Return every record below exactly as written, but leave out the pictures.
** Start **
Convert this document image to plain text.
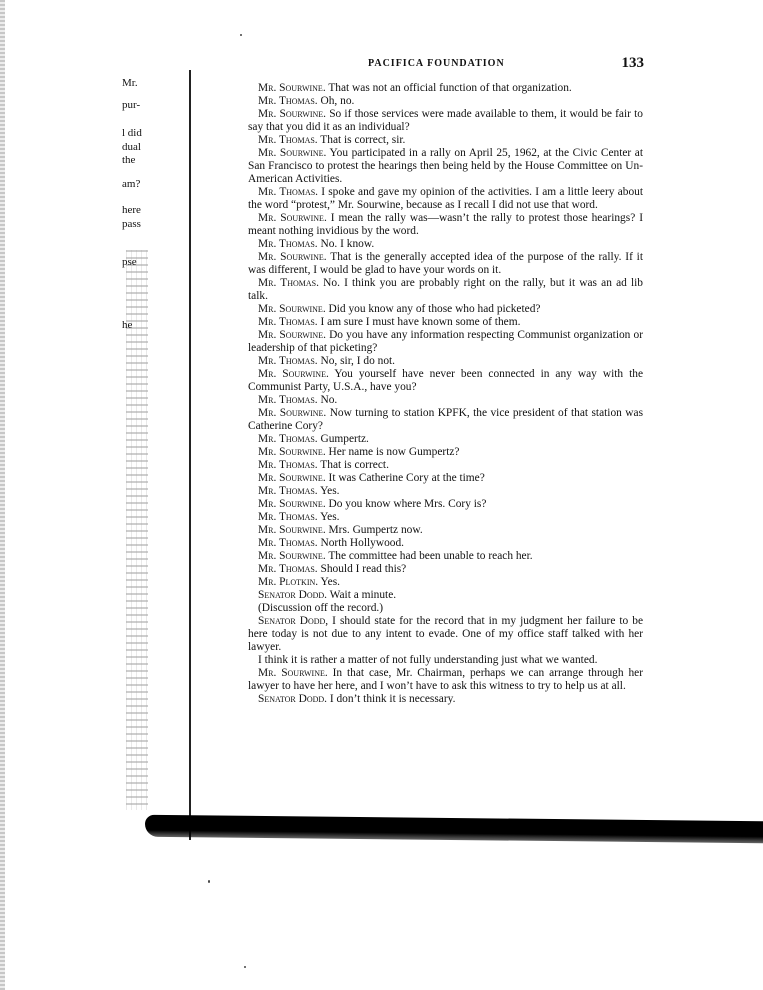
Mr.
pur-
l did
dual
the
am?
here
pass
pse
he
PACIFICA FOUNDATION	133

Mr. Sourwine. That was not an official function of that organization.

Mr. Thomas. Oh, no.

Mr. Sourwine. So if those services were made available to them, it would be fair to say that you did it as an individual?

Mr. Thomas. That is correct, sir.

Mr. Sourwine. You participated in a rally on April 25, 1962, at the Civic Center at San Francisco to protest the hearings then being held by the House Committee on Un-American Activities.

Mr. Thomas. I spoke and gave my opinion of the activities. I am a little leery about the word “protest,” Mr. Sourwine, because as I recall I did not use that word.

Mr. Sourwine. I mean the rally was—wasn’t the rally to protest those hearings? I meant nothing invidious by the word.

Mr. Thomas. No. I know.

Mr. Sourwine. That is the generally accepted idea of the purpose of the rally. If it was different, I would be glad to have your words on it.

Mr. Thomas. No. I think you are probably right on the rally, but it was an ad lib talk.

Mr. Sourwine. Did you know any of those who had picketed?

Mr. Thomas. I am sure I must have known some of them.

Mr. Sourwine. Do you have any information respecting Communist organization or leadership of that picketing?

Mr. Thomas. No, sir, I do not.

Mr. Sourwine. You yourself have never been connected in any way with the Communist Party, U.S.A., have you?

Mr. Thomas. No.

Mr. Sourwine. Now turning to station KPFK, the vice president of that station was Catherine Cory?

Mr. Thomas. Gumpertz.

Mr. Sourwine. Her name is now Gumpertz?

Mr. Thomas. That is correct.

Mr. Sourwine. It was Catherine Cory at the time?

Mr. Thomas. Yes.

Mr. Sourwine. Do you know where Mrs. Cory is?

Mr. Thomas. Yes.

Mr. Sourwine. Mrs. Gumpertz now.

Mr. Thomas. North Hollywood.

Mr. Sourwine. The committee had been unable to reach her.

Mr. Thomas. Should I read this?

Mr. Plotkin. Yes.

Senator Dodd. Wait a minute.

(Discussion off the record.)

Senator Dodd, I should state for the record that in my judgment her failure to be here today is not due to any intent to evade. One of my office staff talked with her lawyer.

I think it is rather a matter of not fully understanding just what we wanted.

Mr. Sourwine. In that case, Mr. Chairman, perhaps we can arrange through her lawyer to have her here, and I won’t have to ask this witness to try to help us at all.

Senator Dodd. I don’t think it is necessary.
** End **
TASK RESPONSE:
Convert this document image to plain text.
Mr.
pur-
l did
dual
the
am?
here
pass
pse
he
PACIFICA FOUNDATION	133

Mr. Sourwine. That was not an official function of that organization.

Mr. Thomas. Oh, no.

Mr. Sourwine. So if those services were made available to them, it would be fair to say that you did it as an individual?

Mr. Thomas. That is correct, sir.

Mr. Sourwine. You participated in a rally on April 25, 1962, at the Civic Center at San Francisco to protest the hearings then being held by the House Committee on Un-American Activities.

Mr. Thomas. I spoke and gave my opinion of the activities. I am a little leery about the word “protest,” Mr. Sourwine, because as I recall I did not use that word.

Mr. Sourwine. I mean the rally was—wasn’t the rally to protest those hearings? I meant nothing invidious by the word.

Mr. Thomas. No. I know.

Mr. Sourwine. That is the generally accepted idea of the purpose of the rally. If it was different, I would be glad to have your words on it.

Mr. Thomas. No. I think you are probably right on the rally, but it was an ad lib talk.

Mr. Sourwine. Did you know any of those who had picketed?

Mr. Thomas. I am sure I must have known some of them.

Mr. Sourwine. Do you have any information respecting Communist organization or leadership of that picketing?

Mr. Thomas. No, sir, I do not.

Mr. Sourwine. You yourself have never been connected in any way with the Communist Party, U.S.A., have you?

Mr. Thomas. No.

Mr. Sourwine. Now turning to station KPFK, the vice president of that station was Catherine Cory?

Mr. Thomas. Gumpertz.

Mr. Sourwine. Her name is now Gumpertz?

Mr. Thomas. That is correct.

Mr. Sourwine. It was Catherine Cory at the time?

Mr. Thomas. Yes.

Mr. Sourwine. Do you know where Mrs. Cory is?

Mr. Thomas. Yes.

Mr. Sourwine. Mrs. Gumpertz now.

Mr. Thomas. North Hollywood.

Mr. Sourwine. The committee had been unable to reach her.

Mr. Thomas. Should I read this?

Mr. Plotkin. Yes.

Senator Dodd. Wait a minute.

(Discussion off the record.)

Senator Dodd, I should state for the record that in my judgment her failure to be here today is not due to any intent to evade. One of my office staff talked with her lawyer.

I think it is rather a matter of not fully understanding just what we wanted.

Mr. Sourwine. In that case, Mr. Chairman, perhaps we can arrange through her lawyer to have her here, and I won’t have to ask this witness to try to help us at all.

Senator Dodd. I don’t think it is necessary.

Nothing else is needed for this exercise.